WHAT THE TASK REQUIRES: Each of the entries should be retyped precisely as it appears.

SUPPLIED INFORMATION:
** begin **

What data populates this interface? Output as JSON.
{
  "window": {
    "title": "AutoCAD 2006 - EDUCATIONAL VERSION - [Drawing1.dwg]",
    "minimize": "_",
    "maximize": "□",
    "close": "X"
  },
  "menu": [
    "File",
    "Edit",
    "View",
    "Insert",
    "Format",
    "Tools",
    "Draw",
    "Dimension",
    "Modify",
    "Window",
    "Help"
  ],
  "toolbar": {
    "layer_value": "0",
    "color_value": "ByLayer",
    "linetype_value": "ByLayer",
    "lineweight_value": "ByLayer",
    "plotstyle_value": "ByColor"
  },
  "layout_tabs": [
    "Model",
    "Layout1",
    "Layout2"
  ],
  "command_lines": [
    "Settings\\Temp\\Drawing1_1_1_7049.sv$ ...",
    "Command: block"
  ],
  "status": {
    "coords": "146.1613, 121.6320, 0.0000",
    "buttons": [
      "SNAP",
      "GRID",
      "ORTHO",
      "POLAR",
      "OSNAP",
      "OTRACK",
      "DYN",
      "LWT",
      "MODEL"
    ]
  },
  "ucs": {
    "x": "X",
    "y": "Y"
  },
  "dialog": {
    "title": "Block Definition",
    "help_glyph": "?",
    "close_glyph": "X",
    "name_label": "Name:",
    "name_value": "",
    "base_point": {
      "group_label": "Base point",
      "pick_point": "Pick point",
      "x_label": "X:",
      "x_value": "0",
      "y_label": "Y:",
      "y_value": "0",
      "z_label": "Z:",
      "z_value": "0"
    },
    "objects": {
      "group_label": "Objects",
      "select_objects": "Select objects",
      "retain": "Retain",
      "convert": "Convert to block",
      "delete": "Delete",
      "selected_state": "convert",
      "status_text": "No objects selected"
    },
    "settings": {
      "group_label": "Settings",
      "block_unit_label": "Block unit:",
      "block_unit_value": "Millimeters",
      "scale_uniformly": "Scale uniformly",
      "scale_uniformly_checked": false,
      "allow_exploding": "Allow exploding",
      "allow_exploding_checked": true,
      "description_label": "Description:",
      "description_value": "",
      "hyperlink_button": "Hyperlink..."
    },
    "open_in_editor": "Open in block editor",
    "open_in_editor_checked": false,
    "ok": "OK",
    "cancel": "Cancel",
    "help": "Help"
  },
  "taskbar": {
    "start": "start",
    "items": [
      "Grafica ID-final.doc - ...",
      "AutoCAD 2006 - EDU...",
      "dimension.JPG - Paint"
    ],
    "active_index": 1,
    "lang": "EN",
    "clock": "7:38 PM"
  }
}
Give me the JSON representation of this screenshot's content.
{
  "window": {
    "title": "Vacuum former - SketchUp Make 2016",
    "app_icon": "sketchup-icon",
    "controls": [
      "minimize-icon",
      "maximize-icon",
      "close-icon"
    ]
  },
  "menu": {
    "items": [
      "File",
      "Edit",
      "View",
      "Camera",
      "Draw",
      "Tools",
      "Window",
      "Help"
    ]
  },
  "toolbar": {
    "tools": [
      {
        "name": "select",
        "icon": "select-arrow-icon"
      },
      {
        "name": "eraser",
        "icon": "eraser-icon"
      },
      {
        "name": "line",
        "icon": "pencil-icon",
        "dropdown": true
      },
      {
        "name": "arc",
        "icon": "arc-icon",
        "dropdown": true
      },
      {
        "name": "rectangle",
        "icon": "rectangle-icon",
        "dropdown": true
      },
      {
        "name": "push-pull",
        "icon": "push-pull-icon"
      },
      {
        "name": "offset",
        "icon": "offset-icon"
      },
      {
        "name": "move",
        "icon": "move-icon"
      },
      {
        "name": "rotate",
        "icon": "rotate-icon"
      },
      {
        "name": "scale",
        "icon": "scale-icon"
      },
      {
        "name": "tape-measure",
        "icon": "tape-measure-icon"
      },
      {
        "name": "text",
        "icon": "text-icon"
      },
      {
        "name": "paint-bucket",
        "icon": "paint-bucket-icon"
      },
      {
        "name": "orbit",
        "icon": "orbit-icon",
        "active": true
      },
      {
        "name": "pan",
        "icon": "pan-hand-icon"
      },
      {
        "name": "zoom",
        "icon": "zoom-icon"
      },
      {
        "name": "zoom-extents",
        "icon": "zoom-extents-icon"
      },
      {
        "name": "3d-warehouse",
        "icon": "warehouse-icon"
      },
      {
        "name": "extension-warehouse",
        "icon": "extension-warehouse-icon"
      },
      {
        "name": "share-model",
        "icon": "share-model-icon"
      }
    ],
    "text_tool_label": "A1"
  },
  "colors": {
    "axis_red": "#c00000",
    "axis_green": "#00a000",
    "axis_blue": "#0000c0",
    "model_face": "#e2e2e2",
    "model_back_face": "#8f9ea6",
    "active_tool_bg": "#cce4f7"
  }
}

** end **

THE SOLUTION:
What data populates this interface? Output as JSON.
{
  "window": {
    "title": "AutoCAD 2006 - EDUCATIONAL VERSION - [Drawing1.dwg]",
    "minimize": "_",
    "maximize": "□",
    "close": "X"
  },
  "menu": [
    "File",
    "Edit",
    "View",
    "Insert",
    "Format",
    "Tools",
    "Draw",
    "Dimension",
    "Modify",
    "Window",
    "Help"
  ],
  "toolbar": {
    "layer_value": "0",
    "color_value": "ByLayer",
    "linetype_value": "ByLayer",
    "lineweight_value": "ByLayer",
    "plotstyle_value": "ByColor"
  },
  "layout_tabs": [
    "Model",
    "Layout1",
    "Layout2"
  ],
  "command_lines": [
    "Settings\\Temp\\Drawing1_1_1_7049.sv$ ...",
    "Command: block"
  ],
  "status": {
    "coords": "146.1613, 121.6320, 0.0000",
    "buttons": [
      "SNAP",
      "GRID",
      "ORTHO",
      "POLAR",
      "OSNAP",
      "OTRACK",
      "DYN",
      "LWT",
      "MODEL"
    ]
  },
  "ucs": {
    "x": "X",
    "y": "Y"
  },
  "dialog": {
    "title": "Block Definition",
    "help_glyph": "?",
    "close_glyph": "X",
    "name_label": "Name:",
    "name_value": "",
    "base_point": {
      "group_label": "Base point",
      "pick_point": "Pick point",
      "x_label": "X:",
      "x_value": "0",
      "y_label": "Y:",
      "y_value": "0",
      "z_label": "Z:",
      "z_value": "0"
    },
    "objects": {
      "group_label": "Objects",
      "select_objects": "Select objects",
      "retain": "Retain",
      "convert": "Convert to block",
      "delete": "Delete",
      "selected_state": "convert",
      "status_text": "No objects selected"
    },
    "settings": {
      "group_label": "Settings",
      "block_unit_label": "Block unit:",
      "block_unit_value": "Millimeters",
      "scale_uniformly": "Scale uniformly",
      "scale_uniformly_checked": false,
      "allow_exploding": "Allow exploding",
      "allow_exploding_checked": true,
      "description_label": "Description:",
      "description_value": "",
      "hyperlink_button": "Hyperlink..."
    },
    "open_in_editor": "Open in block editor",
    "open_in_editor_checked": false,
    "ok": "OK",
    "cancel": "Cancel",
    "help": "Help"
  },
  "taskbar": {
    "start": "start",
    "items": [
      "Grafica ID-final.doc - ...",
      "AutoCAD 2006 - EDU...",
      "dimension.JPG - Paint"
    ],
    "active_index": 1,
    "lang": "EN",
    "clock": "7:38 PM"
  }
}
Give me the JSON representation of this screenshot's content.
{
  "window": {
    "title": "Vacuum former - SketchUp Make 2016",
    "app_icon": "sketchup-icon",
    "controls": [
      "minimize-icon",
      "maximize-icon",
      "close-icon"
    ]
  },
  "menu": {
    "items": [
      "File",
      "Edit",
      "View",
      "Camera",
      "Draw",
      "Tools",
      "Window",
      "Help"
    ]
  },
  "toolbar": {
    "tools": [
      {
        "name": "select",
        "icon": "select-arrow-icon"
      },
      {
        "name": "eraser",
        "icon": "eraser-icon"
      },
      {
        "name": "line",
        "icon": "pencil-icon",
        "dropdown": true
      },
      {
        "name": "arc",
        "icon": "arc-icon",
        "dropdown": true
      },
      {
        "name": "rectangle",
        "icon": "rectangle-icon",
        "dropdown": true
      },
      {
        "name": "push-pull",
        "icon": "push-pull-icon"
      },
      {
        "name": "offset",
        "icon": "offset-icon"
      },
      {
        "name": "move",
        "icon": "move-icon"
      },
      {
        "name": "rotate",
        "icon": "rotate-icon"
      },
      {
        "name": "scale",
        "icon": "scale-icon"
      },
      {
        "name": "tape-measure",
        "icon": "tape-measure-icon"
      },
      {
        "name": "text",
        "icon": "text-icon"
      },
      {
        "name": "paint-bucket",
        "icon": "paint-bucket-icon"
      },
      {
        "name": "orbit",
        "icon": "orbit-icon",
        "active": true
      },
      {
        "name": "pan",
        "icon": "pan-hand-icon"
      },
      {
        "name": "zoom",
        "icon": "zoom-icon"
      },
      {
        "name": "zoom-extents",
        "icon": "zoom-extents-icon"
      },
      {
        "name": "3d-warehouse",
        "icon": "warehouse-icon"
      },
      {
        "name": "extension-warehouse",
        "icon": "extension-warehouse-icon"
      },
      {
        "name": "share-model",
        "icon": "share-model-icon"
      }
    ],
    "text_tool_label": "A1"
  },
  "colors": {
    "axis_red": "#c00000",
    "axis_green": "#00a000",
    "axis_blue": "#0000c0",
    "model_face": "#e2e2e2",
    "model_back_face": "#8f9ea6",
    "active_tool_bg": "#cce4f7"
  }
}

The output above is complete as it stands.